____ Input for this task

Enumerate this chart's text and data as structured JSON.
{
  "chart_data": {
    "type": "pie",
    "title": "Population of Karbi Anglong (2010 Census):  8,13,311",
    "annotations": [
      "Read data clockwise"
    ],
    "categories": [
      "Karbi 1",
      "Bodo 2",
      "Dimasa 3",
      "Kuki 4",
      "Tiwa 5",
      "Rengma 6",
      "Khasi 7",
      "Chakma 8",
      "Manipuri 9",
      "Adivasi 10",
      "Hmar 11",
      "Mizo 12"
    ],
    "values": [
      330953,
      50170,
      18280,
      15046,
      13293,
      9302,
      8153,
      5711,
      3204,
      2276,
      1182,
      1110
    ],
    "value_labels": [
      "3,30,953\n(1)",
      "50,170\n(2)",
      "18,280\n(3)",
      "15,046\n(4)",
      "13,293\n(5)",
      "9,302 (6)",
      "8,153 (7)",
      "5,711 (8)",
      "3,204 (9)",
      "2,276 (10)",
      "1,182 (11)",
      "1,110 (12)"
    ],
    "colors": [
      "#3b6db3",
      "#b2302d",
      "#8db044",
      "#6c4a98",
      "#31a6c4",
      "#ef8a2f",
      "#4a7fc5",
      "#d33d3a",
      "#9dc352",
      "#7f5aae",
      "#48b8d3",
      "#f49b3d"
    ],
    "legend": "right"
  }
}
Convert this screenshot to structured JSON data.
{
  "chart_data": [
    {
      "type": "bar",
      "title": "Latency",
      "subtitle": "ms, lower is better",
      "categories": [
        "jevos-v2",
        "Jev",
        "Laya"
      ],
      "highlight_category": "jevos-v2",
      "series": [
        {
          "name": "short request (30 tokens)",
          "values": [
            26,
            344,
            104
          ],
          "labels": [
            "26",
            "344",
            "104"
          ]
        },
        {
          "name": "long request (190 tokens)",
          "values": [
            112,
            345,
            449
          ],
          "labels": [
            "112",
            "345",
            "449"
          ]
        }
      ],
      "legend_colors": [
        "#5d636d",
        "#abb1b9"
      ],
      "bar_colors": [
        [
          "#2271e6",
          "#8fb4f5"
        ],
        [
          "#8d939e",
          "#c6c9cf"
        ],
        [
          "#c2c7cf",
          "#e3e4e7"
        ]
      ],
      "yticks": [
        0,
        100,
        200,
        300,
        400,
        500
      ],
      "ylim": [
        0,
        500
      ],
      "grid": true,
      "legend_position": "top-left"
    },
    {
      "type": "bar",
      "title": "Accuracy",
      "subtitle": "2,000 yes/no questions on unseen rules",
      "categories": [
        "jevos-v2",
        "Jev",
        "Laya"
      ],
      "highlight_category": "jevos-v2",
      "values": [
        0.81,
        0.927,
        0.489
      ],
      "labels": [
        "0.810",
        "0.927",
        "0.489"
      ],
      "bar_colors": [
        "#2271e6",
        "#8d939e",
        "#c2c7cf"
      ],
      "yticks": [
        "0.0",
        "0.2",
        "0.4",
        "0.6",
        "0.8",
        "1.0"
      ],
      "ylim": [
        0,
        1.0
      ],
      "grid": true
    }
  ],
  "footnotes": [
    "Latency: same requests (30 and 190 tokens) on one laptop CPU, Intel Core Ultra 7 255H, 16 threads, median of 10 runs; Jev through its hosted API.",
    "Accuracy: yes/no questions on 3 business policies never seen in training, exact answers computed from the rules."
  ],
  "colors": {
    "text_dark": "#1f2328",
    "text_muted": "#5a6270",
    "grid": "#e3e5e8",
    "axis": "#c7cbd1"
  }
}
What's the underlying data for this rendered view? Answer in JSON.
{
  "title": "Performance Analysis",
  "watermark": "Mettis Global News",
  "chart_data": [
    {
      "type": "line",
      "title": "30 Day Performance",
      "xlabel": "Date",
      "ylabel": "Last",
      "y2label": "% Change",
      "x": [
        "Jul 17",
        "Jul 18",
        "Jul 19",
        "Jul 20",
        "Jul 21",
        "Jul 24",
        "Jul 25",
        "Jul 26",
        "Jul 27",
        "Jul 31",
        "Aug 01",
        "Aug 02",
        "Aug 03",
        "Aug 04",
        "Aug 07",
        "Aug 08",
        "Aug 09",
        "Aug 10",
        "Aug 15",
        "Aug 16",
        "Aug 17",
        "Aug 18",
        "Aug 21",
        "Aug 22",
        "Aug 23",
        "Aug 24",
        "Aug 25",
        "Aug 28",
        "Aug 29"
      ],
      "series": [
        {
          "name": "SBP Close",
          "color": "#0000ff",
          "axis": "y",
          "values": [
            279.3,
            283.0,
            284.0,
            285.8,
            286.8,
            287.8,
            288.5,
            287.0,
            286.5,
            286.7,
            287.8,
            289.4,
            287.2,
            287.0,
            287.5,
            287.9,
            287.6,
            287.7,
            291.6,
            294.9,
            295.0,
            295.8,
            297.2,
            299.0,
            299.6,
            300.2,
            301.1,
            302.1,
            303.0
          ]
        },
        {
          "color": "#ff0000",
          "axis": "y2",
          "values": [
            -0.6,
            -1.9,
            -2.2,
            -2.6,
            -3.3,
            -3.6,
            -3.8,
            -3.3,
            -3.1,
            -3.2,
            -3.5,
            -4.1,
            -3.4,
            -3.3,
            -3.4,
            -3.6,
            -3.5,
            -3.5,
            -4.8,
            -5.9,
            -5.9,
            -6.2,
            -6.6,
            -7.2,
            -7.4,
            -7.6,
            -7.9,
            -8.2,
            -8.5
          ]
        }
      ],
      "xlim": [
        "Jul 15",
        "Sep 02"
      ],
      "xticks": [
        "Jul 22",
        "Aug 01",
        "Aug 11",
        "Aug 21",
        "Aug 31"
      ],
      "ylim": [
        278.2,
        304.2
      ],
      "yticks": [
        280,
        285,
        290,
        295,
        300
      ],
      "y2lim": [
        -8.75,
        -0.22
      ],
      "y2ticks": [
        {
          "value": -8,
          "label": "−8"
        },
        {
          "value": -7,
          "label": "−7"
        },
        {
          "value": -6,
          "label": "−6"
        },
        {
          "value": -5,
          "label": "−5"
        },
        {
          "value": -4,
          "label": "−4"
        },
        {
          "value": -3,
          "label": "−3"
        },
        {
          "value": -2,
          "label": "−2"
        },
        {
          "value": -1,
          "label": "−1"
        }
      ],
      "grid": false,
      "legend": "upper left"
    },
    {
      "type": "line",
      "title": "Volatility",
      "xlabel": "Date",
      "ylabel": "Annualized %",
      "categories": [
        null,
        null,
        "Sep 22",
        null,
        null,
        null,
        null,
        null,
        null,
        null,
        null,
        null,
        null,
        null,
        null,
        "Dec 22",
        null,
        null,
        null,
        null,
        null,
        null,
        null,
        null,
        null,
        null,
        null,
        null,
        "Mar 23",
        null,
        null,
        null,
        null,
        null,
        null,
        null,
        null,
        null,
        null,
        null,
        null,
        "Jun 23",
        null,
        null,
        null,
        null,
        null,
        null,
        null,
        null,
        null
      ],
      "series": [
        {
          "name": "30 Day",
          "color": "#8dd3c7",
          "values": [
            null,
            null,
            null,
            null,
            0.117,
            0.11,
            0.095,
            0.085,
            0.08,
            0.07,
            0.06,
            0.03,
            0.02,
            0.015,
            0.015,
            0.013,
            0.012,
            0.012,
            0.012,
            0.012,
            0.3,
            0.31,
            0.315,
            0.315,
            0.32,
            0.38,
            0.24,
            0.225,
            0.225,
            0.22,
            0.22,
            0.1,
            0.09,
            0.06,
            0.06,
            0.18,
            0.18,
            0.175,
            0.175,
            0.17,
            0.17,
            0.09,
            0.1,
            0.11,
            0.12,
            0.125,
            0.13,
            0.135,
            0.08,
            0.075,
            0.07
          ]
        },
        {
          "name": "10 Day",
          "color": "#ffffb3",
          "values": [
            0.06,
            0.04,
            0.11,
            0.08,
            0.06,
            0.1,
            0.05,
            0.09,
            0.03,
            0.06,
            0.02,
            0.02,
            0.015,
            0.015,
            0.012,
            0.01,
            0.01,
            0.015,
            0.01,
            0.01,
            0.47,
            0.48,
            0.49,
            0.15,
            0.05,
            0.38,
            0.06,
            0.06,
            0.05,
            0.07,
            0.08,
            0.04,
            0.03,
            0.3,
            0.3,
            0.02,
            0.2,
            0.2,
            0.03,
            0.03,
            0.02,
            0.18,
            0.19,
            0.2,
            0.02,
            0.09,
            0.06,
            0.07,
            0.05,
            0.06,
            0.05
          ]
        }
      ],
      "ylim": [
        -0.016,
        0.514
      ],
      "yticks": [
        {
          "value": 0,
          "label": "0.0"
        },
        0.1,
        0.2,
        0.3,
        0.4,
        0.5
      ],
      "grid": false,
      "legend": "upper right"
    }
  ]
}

________

Go through the records and pull out each line that includes the word "left".

§ Answer to this task:
      "legend_position": "top-left"
      "legend": "upper left"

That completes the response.